STATED EXERCISE: Switch every "Groceries" in the records below to "Produce", and give all the lines again with nothing else changed.

■ ■ ■ ■ ■ ■ ■

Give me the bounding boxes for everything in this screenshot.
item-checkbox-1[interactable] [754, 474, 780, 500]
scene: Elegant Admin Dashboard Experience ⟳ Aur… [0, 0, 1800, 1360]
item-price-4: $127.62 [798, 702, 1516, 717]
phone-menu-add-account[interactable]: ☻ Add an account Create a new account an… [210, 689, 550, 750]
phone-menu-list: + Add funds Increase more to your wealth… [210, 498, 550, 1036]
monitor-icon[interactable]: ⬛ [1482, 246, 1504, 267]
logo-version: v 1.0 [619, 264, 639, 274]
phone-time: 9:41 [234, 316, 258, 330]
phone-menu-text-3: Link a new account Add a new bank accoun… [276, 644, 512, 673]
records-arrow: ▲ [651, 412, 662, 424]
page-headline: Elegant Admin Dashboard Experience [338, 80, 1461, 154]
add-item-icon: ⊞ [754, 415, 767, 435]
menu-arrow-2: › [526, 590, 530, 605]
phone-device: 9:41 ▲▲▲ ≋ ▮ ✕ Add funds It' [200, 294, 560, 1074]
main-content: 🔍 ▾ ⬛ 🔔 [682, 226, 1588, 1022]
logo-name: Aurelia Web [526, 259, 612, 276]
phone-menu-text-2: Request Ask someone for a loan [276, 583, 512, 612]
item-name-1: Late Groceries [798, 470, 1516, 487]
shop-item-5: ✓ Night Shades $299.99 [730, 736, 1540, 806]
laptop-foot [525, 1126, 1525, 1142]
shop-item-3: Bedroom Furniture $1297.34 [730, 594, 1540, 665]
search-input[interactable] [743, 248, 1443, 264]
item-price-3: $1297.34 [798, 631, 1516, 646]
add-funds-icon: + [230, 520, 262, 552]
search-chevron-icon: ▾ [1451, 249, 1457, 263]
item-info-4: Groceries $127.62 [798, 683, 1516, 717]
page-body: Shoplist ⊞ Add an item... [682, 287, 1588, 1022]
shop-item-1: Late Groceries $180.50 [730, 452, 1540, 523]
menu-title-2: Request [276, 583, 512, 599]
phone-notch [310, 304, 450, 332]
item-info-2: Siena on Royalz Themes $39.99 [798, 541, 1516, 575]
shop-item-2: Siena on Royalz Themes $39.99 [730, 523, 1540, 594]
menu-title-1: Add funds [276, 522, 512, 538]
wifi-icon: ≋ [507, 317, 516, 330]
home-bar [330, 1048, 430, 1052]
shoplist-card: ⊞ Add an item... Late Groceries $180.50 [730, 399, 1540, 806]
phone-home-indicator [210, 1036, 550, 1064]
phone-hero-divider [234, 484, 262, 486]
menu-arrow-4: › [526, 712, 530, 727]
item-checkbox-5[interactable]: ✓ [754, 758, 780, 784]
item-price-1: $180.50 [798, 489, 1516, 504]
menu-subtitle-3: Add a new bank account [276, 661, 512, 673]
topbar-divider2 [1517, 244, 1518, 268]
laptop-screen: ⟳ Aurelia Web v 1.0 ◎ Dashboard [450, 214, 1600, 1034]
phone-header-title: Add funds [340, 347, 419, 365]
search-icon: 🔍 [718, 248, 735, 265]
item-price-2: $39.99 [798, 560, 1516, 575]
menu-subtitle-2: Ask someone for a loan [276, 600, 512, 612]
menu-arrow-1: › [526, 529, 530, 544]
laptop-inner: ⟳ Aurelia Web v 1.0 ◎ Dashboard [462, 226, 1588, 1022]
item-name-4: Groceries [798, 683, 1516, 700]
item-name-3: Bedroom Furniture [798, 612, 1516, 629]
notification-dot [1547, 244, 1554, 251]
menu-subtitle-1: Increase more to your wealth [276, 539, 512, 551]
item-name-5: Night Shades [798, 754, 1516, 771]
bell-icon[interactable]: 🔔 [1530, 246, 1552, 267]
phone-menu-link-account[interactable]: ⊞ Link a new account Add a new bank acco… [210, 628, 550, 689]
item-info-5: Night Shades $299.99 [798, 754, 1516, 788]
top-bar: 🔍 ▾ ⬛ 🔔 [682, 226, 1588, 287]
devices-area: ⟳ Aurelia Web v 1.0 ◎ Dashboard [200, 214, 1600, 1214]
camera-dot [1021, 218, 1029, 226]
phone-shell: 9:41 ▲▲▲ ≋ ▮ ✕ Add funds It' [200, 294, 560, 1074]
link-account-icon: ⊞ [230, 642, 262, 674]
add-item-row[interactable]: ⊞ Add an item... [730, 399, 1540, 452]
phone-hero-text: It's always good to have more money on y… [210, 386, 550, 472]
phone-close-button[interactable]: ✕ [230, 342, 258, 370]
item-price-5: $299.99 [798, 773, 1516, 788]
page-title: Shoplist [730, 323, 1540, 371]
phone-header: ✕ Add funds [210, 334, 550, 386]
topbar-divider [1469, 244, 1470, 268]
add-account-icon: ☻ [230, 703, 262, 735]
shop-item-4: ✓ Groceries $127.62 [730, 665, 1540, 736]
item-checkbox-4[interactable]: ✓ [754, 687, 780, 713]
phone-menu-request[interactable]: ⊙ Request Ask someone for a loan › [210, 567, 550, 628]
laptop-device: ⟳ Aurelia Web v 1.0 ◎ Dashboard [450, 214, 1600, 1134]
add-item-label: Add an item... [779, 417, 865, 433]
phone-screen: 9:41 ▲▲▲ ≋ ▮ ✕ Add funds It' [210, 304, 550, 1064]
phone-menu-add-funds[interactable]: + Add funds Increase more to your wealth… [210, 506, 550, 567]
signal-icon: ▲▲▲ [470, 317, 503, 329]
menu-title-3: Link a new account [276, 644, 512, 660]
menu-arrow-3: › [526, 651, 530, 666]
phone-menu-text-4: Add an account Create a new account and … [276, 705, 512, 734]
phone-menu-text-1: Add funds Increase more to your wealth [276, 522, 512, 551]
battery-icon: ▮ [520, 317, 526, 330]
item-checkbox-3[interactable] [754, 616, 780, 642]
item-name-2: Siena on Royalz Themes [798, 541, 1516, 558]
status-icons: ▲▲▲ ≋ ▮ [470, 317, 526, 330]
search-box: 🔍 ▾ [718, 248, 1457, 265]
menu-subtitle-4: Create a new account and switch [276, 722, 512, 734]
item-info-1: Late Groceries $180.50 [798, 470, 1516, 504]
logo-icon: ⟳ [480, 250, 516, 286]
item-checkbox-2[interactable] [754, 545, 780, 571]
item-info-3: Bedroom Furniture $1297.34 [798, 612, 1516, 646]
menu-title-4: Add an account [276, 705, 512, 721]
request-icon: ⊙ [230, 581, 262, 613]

■ ■ ■ ■ ■ ■ ■

WRITTEN RESPONSE:
Give me the bounding boxes for everything in this screenshot.
item-checkbox-1[interactable] [754, 474, 780, 500]
scene: Elegant Admin Dashboard Experience ⟳ Aur… [0, 0, 1800, 1360]
item-price-4: $127.62 [798, 702, 1516, 717]
phone-menu-add-account[interactable]: ☻ Add an account Create a new account an… [210, 689, 550, 750]
phone-menu-list: + Add funds Increase more to your wealth… [210, 498, 550, 1036]
monitor-icon[interactable]: ⬛ [1482, 246, 1504, 267]
logo-version: v 1.0 [619, 264, 639, 274]
phone-time: 9:41 [234, 316, 258, 330]
phone-menu-text-3: Link a new account Add a new bank accoun… [276, 644, 512, 673]
records-arrow: ▲ [651, 412, 662, 424]
page-headline: Elegant Admin Dashboard Experience [338, 80, 1461, 154]
add-item-icon: ⊞ [754, 415, 767, 435]
menu-arrow-2: › [526, 590, 530, 605]
phone-device: 9:41 ▲▲▲ ≋ ▮ ✕ Add funds It' [200, 294, 560, 1074]
main-content: 🔍 ▾ ⬛ 🔔 [682, 226, 1588, 1022]
logo-name: Aurelia Web [526, 259, 612, 276]
phone-menu-text-2: Request Ask someone for a loan [276, 583, 512, 612]
item-name-1: Late Produce [798, 470, 1516, 487]
shop-item-5: ✓ Night Shades $299.99 [730, 736, 1540, 806]
laptop-foot [525, 1126, 1525, 1142]
shop-item-3: Bedroom Furniture $1297.34 [730, 594, 1540, 665]
search-input[interactable] [743, 248, 1443, 264]
item-price-3: $1297.34 [798, 631, 1516, 646]
add-funds-icon: + [230, 520, 262, 552]
search-chevron-icon: ▾ [1451, 249, 1457, 263]
item-info-4: Produce $127.62 [798, 683, 1516, 717]
page-body: Shoplist ⊞ Add an item... [682, 287, 1588, 1022]
shop-item-1: Late Produce $180.50 [730, 452, 1540, 523]
menu-title-2: Request [276, 583, 512, 599]
phone-notch [310, 304, 450, 332]
item-info-2: Siena on Royalz Themes $39.99 [798, 541, 1516, 575]
shop-item-2: Siena on Royalz Themes $39.99 [730, 523, 1540, 594]
menu-title-1: Add funds [276, 522, 512, 538]
wifi-icon: ≋ [507, 317, 516, 330]
home-bar [330, 1048, 430, 1052]
shoplist-card: ⊞ Add an item... Late Produce $180.50 [730, 399, 1540, 806]
phone-home-indicator [210, 1036, 550, 1064]
phone-hero-divider [234, 484, 262, 486]
menu-arrow-4: › [526, 712, 530, 727]
item-checkbox-5[interactable]: ✓ [754, 758, 780, 784]
item-price-1: $180.50 [798, 489, 1516, 504]
menu-subtitle-3: Add a new bank account [276, 661, 512, 673]
topbar-divider2 [1517, 244, 1518, 268]
laptop-screen: ⟳ Aurelia Web v 1.0 ◎ Dashboard [450, 214, 1600, 1034]
phone-header-title: Add funds [340, 347, 419, 365]
search-icon: 🔍 [718, 248, 735, 265]
item-price-2: $39.99 [798, 560, 1516, 575]
menu-subtitle-2: Ask someone for a loan [276, 600, 512, 612]
menu-arrow-1: › [526, 529, 530, 544]
laptop-inner: ⟳ Aurelia Web v 1.0 ◎ Dashboard [462, 226, 1588, 1022]
item-name-4: Produce [798, 683, 1516, 700]
item-name-3: Bedroom Furniture [798, 612, 1516, 629]
notification-dot [1547, 244, 1554, 251]
menu-subtitle-1: Increase more to your wealth [276, 539, 512, 551]
item-name-5: Night Shades [798, 754, 1516, 771]
bell-icon[interactable]: 🔔 [1530, 246, 1552, 267]
phone-menu-link-account[interactable]: ⊞ Link a new account Add a new bank acco… [210, 628, 550, 689]
item-info-5: Night Shades $299.99 [798, 754, 1516, 788]
top-bar: 🔍 ▾ ⬛ 🔔 [682, 226, 1588, 287]
devices-area: ⟳ Aurelia Web v 1.0 ◎ Dashboard [200, 214, 1600, 1214]
camera-dot [1021, 218, 1029, 226]
phone-shell: 9:41 ▲▲▲ ≋ ▮ ✕ Add funds It' [200, 294, 560, 1074]
link-account-icon: ⊞ [230, 642, 262, 674]
add-item-row[interactable]: ⊞ Add an item... [730, 399, 1540, 452]
phone-hero-text: It's always good to have more money on y… [210, 386, 550, 472]
phone-close-button[interactable]: ✕ [230, 342, 258, 370]
item-price-5: $299.99 [798, 773, 1516, 788]
page-title: Shoplist [730, 323, 1540, 371]
phone-header: ✕ Add funds [210, 334, 550, 386]
topbar-divider [1469, 244, 1470, 268]
add-account-icon: ☻ [230, 703, 262, 735]
shop-item-4: ✓ Produce $127.62 [730, 665, 1540, 736]
item-checkbox-4[interactable]: ✓ [754, 687, 780, 713]
phone-menu-request[interactable]: ⊙ Request Ask someone for a loan › [210, 567, 550, 628]
laptop-device: ⟳ Aurelia Web v 1.0 ◎ Dashboard [450, 214, 1600, 1134]
add-item-label: Add an item... [779, 417, 865, 433]
phone-screen: 9:41 ▲▲▲ ≋ ▮ ✕ Add funds It' [210, 304, 550, 1064]
phone-menu-add-funds[interactable]: + Add funds Increase more to your wealth… [210, 506, 550, 567]
signal-icon: ▲▲▲ [470, 317, 503, 329]
menu-title-3: Link a new account [276, 644, 512, 660]
menu-arrow-3: › [526, 651, 530, 666]
phone-menu-text-4: Add an account Create a new account and … [276, 705, 512, 734]
phone-menu-text-1: Add funds Increase more to your wealth [276, 522, 512, 551]
battery-icon: ▮ [520, 317, 526, 330]
item-checkbox-3[interactable] [754, 616, 780, 642]
item-name-2: Siena on Royalz Themes [798, 541, 1516, 558]
status-icons: ▲▲▲ ≋ ▮ [470, 317, 526, 330]
search-box: 🔍 ▾ [718, 248, 1457, 265]
menu-subtitle-4: Create a new account and switch [276, 722, 512, 734]
item-info-1: Late Produce $180.50 [798, 470, 1516, 504]
logo-icon: ⟳ [480, 250, 516, 286]
item-checkbox-2[interactable] [754, 545, 780, 571]
item-info-3: Bedroom Furniture $1297.34 [798, 612, 1516, 646]
menu-title-4: Add an account [276, 705, 512, 721]
request-icon: ⊙ [230, 581, 262, 613]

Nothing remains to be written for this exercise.